** Instructions to follow **
Copy the data from the line that contains "What text is on this page?" to its last line, exactly, including both of those lines and leaving out everything before.

Start of Material provided

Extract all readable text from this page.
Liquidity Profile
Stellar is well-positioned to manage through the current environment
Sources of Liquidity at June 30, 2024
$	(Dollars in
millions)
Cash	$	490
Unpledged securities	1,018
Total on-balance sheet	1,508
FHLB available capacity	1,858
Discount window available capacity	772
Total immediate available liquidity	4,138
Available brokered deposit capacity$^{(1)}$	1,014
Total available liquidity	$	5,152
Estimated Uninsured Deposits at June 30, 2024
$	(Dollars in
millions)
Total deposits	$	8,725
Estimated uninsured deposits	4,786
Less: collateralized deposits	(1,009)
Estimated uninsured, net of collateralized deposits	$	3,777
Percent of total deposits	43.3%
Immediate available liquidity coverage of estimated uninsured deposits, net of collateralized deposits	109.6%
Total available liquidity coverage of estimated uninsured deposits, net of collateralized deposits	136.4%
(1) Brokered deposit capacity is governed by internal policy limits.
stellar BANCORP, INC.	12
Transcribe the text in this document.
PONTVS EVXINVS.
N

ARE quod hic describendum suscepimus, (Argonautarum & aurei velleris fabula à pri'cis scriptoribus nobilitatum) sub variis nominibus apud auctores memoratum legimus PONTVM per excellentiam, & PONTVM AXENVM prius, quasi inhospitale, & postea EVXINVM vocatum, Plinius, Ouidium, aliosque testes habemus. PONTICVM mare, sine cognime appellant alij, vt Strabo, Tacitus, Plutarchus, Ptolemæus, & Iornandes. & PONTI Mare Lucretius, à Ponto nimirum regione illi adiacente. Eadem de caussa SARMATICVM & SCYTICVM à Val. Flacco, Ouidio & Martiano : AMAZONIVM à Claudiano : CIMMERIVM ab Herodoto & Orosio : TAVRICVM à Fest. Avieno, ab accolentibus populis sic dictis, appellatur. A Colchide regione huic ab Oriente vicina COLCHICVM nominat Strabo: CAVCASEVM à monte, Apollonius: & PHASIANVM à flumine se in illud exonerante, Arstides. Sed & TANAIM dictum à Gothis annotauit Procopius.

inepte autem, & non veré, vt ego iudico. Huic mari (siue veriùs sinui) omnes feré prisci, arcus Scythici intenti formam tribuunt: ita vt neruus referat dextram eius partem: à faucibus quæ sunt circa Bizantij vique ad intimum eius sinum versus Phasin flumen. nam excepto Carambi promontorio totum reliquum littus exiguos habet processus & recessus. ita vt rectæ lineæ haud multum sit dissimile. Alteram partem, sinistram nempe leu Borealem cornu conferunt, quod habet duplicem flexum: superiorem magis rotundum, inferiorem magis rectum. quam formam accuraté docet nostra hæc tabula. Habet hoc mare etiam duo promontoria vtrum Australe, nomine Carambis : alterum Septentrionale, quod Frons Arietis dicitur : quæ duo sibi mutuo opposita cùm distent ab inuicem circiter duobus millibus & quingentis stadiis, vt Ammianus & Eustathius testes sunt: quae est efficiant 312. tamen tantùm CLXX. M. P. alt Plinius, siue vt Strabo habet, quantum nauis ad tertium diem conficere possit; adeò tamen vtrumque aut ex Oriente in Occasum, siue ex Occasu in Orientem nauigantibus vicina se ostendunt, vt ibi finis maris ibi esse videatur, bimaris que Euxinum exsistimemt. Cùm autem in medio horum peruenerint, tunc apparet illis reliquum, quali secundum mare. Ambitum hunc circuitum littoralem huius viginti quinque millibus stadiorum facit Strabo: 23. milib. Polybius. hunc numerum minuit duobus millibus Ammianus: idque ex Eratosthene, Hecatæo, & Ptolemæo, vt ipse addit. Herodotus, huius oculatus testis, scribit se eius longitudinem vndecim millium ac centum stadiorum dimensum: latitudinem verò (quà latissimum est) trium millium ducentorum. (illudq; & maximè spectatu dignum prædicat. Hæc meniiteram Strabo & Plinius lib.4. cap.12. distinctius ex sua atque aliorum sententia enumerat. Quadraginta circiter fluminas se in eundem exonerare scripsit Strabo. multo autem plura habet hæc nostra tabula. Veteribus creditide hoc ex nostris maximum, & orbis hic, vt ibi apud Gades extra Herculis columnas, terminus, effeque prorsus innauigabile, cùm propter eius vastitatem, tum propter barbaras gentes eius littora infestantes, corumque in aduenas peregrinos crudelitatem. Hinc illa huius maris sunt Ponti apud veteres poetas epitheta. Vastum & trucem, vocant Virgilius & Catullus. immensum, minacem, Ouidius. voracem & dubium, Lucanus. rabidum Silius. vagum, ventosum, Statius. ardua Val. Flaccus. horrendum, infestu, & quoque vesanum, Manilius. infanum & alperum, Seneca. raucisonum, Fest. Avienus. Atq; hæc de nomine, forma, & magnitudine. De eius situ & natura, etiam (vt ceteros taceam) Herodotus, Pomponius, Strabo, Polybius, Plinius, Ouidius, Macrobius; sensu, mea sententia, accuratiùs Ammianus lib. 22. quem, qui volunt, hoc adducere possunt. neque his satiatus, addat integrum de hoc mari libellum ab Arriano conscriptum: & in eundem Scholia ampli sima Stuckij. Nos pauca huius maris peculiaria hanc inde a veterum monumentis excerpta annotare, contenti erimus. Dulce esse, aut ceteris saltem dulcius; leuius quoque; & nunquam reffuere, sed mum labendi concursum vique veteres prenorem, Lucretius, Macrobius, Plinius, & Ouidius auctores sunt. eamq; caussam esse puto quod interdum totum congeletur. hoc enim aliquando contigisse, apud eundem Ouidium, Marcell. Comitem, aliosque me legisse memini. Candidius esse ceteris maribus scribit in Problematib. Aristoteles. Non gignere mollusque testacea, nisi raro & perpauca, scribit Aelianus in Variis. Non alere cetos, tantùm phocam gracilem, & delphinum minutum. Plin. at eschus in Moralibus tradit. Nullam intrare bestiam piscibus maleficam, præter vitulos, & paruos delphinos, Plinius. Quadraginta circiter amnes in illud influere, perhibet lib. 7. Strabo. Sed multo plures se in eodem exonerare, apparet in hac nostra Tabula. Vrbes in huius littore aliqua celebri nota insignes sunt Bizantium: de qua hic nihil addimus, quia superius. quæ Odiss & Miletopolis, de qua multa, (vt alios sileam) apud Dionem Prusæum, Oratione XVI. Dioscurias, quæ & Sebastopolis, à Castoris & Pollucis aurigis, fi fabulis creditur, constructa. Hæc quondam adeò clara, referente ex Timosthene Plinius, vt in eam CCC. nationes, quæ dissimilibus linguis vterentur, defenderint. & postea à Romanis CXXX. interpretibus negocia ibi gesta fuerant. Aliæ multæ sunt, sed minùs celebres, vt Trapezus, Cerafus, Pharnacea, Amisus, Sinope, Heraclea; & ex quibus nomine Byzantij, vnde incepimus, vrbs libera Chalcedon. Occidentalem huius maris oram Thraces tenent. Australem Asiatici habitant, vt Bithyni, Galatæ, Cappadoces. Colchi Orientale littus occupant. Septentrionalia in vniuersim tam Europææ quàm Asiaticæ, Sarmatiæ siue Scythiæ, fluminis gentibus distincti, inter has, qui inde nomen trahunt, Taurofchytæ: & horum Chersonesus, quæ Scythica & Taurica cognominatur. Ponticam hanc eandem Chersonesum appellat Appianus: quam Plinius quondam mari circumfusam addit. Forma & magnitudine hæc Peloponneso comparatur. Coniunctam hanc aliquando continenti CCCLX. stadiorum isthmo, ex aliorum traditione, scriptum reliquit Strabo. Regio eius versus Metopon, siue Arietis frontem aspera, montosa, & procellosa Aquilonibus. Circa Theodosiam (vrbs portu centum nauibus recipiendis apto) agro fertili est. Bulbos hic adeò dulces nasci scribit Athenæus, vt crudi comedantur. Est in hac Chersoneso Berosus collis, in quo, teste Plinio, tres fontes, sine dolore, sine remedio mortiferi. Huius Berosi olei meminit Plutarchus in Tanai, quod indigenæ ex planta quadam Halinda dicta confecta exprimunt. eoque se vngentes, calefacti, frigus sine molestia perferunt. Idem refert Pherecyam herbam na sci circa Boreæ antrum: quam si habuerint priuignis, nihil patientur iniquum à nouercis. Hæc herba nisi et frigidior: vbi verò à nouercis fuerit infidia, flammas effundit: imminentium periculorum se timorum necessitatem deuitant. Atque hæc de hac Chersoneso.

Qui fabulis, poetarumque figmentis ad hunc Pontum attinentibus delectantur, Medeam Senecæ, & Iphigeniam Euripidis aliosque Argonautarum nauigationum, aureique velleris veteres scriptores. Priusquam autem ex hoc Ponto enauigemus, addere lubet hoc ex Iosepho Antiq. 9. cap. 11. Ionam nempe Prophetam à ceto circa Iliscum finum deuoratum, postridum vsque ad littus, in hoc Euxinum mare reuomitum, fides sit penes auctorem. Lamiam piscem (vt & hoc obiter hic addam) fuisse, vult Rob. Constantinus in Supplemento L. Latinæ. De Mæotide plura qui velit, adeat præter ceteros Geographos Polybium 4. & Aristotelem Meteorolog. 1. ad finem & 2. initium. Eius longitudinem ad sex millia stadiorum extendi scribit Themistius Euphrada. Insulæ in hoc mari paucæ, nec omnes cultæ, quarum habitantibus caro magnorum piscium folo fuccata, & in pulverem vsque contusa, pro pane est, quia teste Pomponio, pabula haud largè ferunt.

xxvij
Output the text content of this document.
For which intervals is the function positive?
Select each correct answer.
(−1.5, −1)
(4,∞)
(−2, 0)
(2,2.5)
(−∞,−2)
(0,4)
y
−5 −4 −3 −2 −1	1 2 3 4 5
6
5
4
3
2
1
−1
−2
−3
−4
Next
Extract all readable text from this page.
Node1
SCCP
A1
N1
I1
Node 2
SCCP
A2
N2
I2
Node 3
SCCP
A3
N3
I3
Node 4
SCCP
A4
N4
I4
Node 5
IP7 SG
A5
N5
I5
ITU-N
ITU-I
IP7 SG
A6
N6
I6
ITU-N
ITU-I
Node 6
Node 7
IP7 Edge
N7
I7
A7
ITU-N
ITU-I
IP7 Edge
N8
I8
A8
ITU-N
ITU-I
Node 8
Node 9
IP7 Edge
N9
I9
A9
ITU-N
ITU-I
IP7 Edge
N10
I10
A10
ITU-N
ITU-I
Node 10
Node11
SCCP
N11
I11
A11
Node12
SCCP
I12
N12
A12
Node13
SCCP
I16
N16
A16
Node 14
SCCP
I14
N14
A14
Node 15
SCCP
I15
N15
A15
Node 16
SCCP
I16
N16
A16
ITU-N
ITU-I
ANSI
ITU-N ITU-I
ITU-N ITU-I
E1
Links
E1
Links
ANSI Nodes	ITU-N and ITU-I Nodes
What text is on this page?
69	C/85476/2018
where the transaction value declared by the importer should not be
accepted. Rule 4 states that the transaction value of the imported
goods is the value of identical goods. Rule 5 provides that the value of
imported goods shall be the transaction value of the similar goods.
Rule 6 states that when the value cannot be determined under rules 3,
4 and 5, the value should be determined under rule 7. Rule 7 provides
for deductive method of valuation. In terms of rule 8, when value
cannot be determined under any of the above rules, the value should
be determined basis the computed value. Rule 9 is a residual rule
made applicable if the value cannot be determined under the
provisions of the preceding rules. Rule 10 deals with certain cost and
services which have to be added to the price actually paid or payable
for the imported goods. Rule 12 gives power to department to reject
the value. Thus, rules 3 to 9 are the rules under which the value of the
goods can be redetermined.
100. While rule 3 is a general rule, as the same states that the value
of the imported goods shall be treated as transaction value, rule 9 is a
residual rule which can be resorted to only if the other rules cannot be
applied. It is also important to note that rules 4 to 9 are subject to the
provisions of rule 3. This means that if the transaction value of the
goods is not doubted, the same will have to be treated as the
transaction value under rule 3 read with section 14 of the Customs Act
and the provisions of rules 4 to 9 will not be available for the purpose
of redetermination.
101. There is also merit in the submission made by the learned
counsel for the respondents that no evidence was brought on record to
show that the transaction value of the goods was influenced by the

End of Material provided

** Result of the exercise **
What text is on this page?
69	C/85476/2018
where the transaction value declared by the importer should not be
accepted. Rule 4 states that the transaction value of the imported
goods is the value of identical goods. Rule 5 provides that the value of
imported goods shall be the transaction value of the similar goods.
Rule 6 states that when the value cannot be determined under rules 3,
4 and 5, the value should be determined under rule 7. Rule 7 provides
for deductive method of valuation. In terms of rule 8, when value
cannot be determined under any of the above rules, the value should
be determined basis the computed value. Rule 9 is a residual rule
made applicable if the value cannot be determined under the
provisions of the preceding rules. Rule 10 deals with certain cost and
services which have to be added to the price actually paid or payable
for the imported goods. Rule 12 gives power to department to reject
the value. Thus, rules 3 to 9 are the rules under which the value of the
goods can be redetermined.
100. While rule 3 is a general rule, as the same states that the value
of the imported goods shall be treated as transaction value, rule 9 is a
residual rule which can be resorted to only if the other rules cannot be
applied. It is also important to note that rules 4 to 9 are subject to the
provisions of rule 3. This means that if the transaction value of the
goods is not doubted, the same will have to be treated as the
transaction value under rule 3 read with section 14 of the Customs Act
and the provisions of rules 4 to 9 will not be available for the purpose
of redetermination.
101. There is also merit in the submission made by the learned
counsel for the respondents that no evidence was brought on record to
show that the transaction value of the goods was influenced by the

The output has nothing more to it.